[Element location data]
·····

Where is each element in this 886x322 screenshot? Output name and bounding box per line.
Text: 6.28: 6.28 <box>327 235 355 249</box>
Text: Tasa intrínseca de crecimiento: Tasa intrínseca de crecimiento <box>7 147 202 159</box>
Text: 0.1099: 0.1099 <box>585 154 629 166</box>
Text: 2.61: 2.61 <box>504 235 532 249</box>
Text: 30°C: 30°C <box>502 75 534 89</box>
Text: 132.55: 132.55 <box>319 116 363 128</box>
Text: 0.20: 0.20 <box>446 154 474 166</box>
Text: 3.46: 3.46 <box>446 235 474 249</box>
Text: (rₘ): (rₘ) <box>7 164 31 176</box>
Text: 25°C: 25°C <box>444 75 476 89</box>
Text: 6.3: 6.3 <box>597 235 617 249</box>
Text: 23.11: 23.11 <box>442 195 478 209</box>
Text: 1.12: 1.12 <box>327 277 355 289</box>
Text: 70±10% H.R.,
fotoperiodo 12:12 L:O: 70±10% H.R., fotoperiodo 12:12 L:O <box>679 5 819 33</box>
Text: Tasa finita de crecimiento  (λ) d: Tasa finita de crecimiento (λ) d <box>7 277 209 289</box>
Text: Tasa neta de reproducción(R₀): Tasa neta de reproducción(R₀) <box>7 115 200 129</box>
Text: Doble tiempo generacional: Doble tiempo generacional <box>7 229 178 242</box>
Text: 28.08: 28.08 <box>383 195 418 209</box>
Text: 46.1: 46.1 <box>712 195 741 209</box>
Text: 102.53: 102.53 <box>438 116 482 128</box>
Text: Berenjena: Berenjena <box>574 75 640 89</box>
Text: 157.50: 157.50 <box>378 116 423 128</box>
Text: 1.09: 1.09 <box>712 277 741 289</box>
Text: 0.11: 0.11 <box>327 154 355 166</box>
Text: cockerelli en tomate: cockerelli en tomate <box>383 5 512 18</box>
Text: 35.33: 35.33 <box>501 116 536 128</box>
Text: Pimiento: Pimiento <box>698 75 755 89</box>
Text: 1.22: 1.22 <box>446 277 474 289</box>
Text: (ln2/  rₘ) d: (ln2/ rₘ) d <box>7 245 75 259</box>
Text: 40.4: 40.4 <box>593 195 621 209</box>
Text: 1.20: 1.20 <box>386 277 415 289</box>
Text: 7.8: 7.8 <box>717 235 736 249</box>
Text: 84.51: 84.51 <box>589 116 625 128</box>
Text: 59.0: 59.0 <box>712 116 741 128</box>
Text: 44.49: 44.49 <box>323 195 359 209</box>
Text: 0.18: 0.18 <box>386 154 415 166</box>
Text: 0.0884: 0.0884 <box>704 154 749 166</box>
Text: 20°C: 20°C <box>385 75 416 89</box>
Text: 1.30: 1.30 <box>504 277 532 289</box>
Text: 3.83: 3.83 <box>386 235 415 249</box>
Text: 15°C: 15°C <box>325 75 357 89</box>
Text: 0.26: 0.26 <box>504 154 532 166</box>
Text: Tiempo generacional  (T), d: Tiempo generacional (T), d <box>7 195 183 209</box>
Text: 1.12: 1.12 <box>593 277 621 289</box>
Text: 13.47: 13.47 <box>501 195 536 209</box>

·····

Reproduce the listing word for word, from its first line through the line containing "Text: 0.1099: 0.1099", including both.

» **OUTPUT FOR THIS TASK**:
Where is each element in this 886x322 screenshot? Output name and bounding box per line.
Text: 6.28: 6.28 <box>327 235 355 249</box>
Text: Tasa intrínseca de crecimiento: Tasa intrínseca de crecimiento <box>7 147 202 159</box>
Text: 0.1099: 0.1099 <box>585 154 629 166</box>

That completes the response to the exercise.